## begin

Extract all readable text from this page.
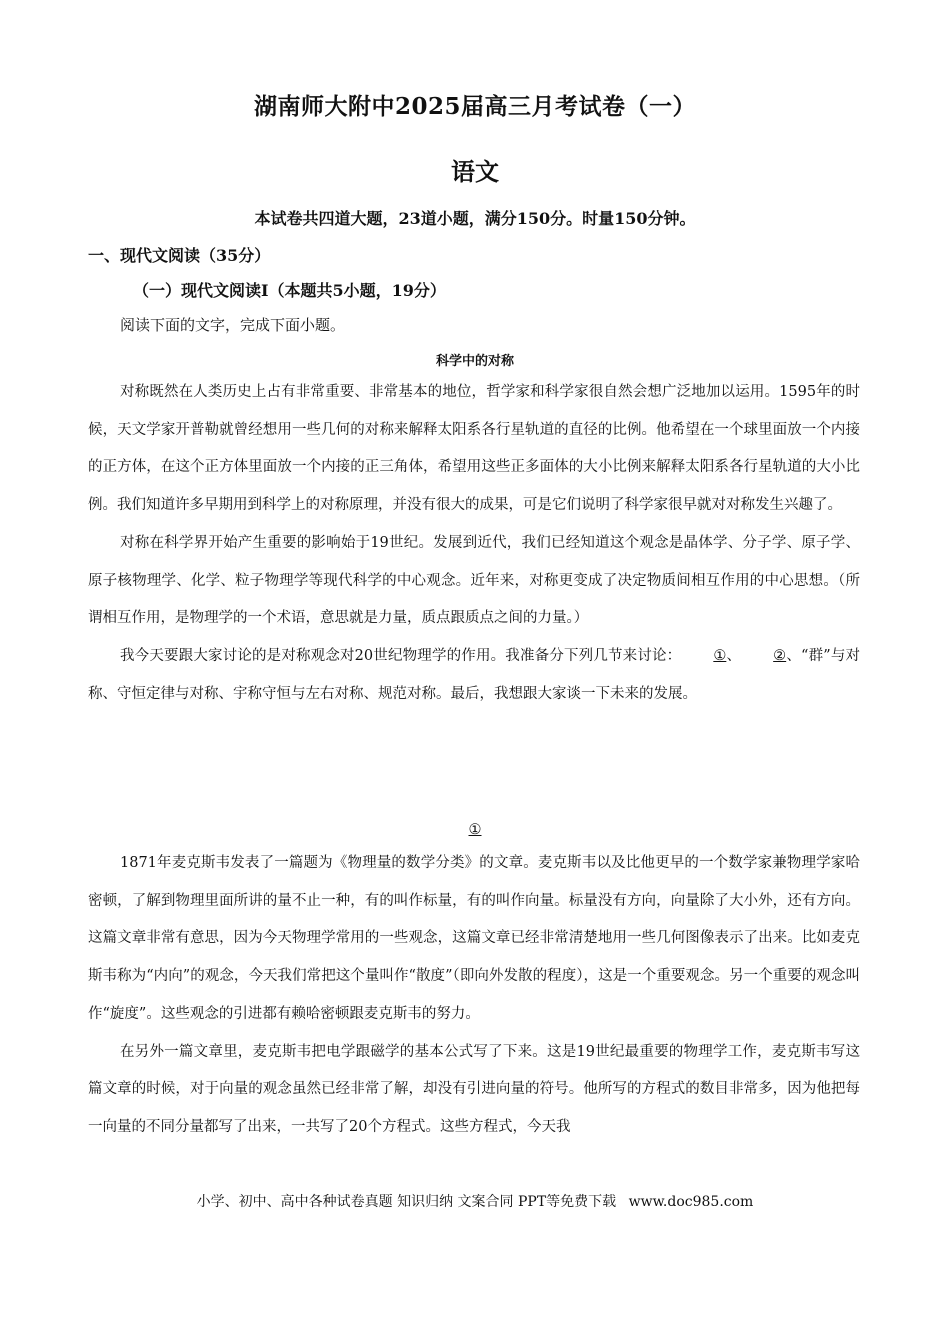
湖南师大附中2025届高三月考试卷（一）
语文
本试卷共四道大题，23道小题，满分150分。时量150分钟。
一、现代文阅读（35分）
（一）现代文阅读Ⅰ（本题共5小题，19分）
阅读下面的文字，完成下面小题。
科学中的对称

对称既然在人类历史上占有非常重要、非常基本的地位，哲学家和科学家很自然会想广泛地加以运用。1595年的时候，天文学家开普勒就曾经想用一些几何的对称来解释太阳系各行星轨道的直径的比例。他希望在一个球里面放一个内接的正方体，在这个正方体里面放一个内接的正三角体，希望用这些正多面体的大小比例来解释太阳系各行星轨道的大小比例。我们知道许多早期用到科学上的对称原理，并没有很大的成果，可是它们说明了科学家很早就对对称发生兴趣了。

对称在科学界开始产生重要的影响始于19世纪。发展到近代，我们已经知道这个观念是晶体学、分子学、原子学、原子核物理学、化学、粒子物理学等现代科学的中心观念。近年来，对称更变成了决定物质间相互作用的中心思想。（所谓相互作用，是物理学的一个术语，意思就是力量，质点跟质点之间的力量。）

我今天要跟大家讨论的是对称观念对20世纪物理学的作用。我准备分下列几节来讨论： ①、 ②、“群”与对称、守恒定律与对称、宇称守恒与左右对称、规范对称。最后，我想跟大家谈一下未来的发展。

①

1871年麦克斯韦发表了一篇题为《物理量的数学分类》的文章。麦克斯韦以及比他更早的一个数学家兼物理学家哈密顿，了解到物理里面所讲的量不止一种，有的叫作标量，有的叫作向量。标量没有方向，向量除了大小外，还有方向。这篇文章非常有意思，因为今天物理学常用的一些观念，这篇文章已经非常清楚地用一些几何图像表示了出来。比如麦克斯韦称为“内向”的观念，今天我们常把这个量叫作“散度”（即向外发散的程度），这是一个重要观念。另一个重要的观念叫作“旋度”。这些观念的引进都有赖哈密顿跟麦克斯韦的努力。

在另外一篇文章里，麦克斯韦把电学跟磁学的基本公式写了下来。这是19世纪最重要的物理学工作，麦克斯韦写这篇文章的时候，对于向量的观念虽然已经非常了解，却没有引进向量的符号。他所写的方程式的数目非常多，因为他把每一向量的不同分量都写了出来，一共写了20个方程式。这些方程式，今天我

小学、初中、高中各种试卷真题 知识归纳 文案合同 PPT等免费下载 www.doc985.com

## end

● **Your objective**
Every line of the material is to be quoted exactly, with no pictures carried over.

● **Full answer**
Extract all readable text from this page.
湖南师大附中2025届高三月考试卷（一）
语文
本试卷共四道大题，23道小题，满分150分。时量150分钟。
一、现代文阅读（35分）
（一）现代文阅读Ⅰ（本题共5小题，19分）
阅读下面的文字，完成下面小题。
科学中的对称

对称既然在人类历史上占有非常重要、非常基本的地位，哲学家和科学家很自然会想广泛地加以运用。1595年的时候，天文学家开普勒就曾经想用一些几何的对称来解释太阳系各行星轨道的直径的比例。他希望在一个球里面放一个内接的正方体，在这个正方体里面放一个内接的正三角体，希望用这些正多面体的大小比例来解释太阳系各行星轨道的大小比例。我们知道许多早期用到科学上的对称原理，并没有很大的成果，可是它们说明了科学家很早就对对称发生兴趣了。

对称在科学界开始产生重要的影响始于19世纪。发展到近代，我们已经知道这个观念是晶体学、分子学、原子学、原子核物理学、化学、粒子物理学等现代科学的中心观念。近年来，对称更变成了决定物质间相互作用的中心思想。（所谓相互作用，是物理学的一个术语，意思就是力量，质点跟质点之间的力量。）

我今天要跟大家讨论的是对称观念对20世纪物理学的作用。我准备分下列几节来讨论： ①、 ②、“群”与对称、守恒定律与对称、宇称守恒与左右对称、规范对称。最后，我想跟大家谈一下未来的发展。

①

1871年麦克斯韦发表了一篇题为《物理量的数学分类》的文章。麦克斯韦以及比他更早的一个数学家兼物理学家哈密顿，了解到物理里面所讲的量不止一种，有的叫作标量，有的叫作向量。标量没有方向，向量除了大小外，还有方向。这篇文章非常有意思，因为今天物理学常用的一些观念，这篇文章已经非常清楚地用一些几何图像表示了出来。比如麦克斯韦称为“内向”的观念，今天我们常把这个量叫作“散度”（即向外发散的程度），这是一个重要观念。另一个重要的观念叫作“旋度”。这些观念的引进都有赖哈密顿跟麦克斯韦的努力。

在另外一篇文章里，麦克斯韦把电学跟磁学的基本公式写了下来。这是19世纪最重要的物理学工作，麦克斯韦写这篇文章的时候，对于向量的观念虽然已经非常了解，却没有引进向量的符号。他所写的方程式的数目非常多，因为他把每一向量的不同分量都写了出来，一共写了20个方程式。这些方程式，今天我

小学、初中、高中各种试卷真题 知识归纳 文案合同 PPT等免费下载 www.doc985.com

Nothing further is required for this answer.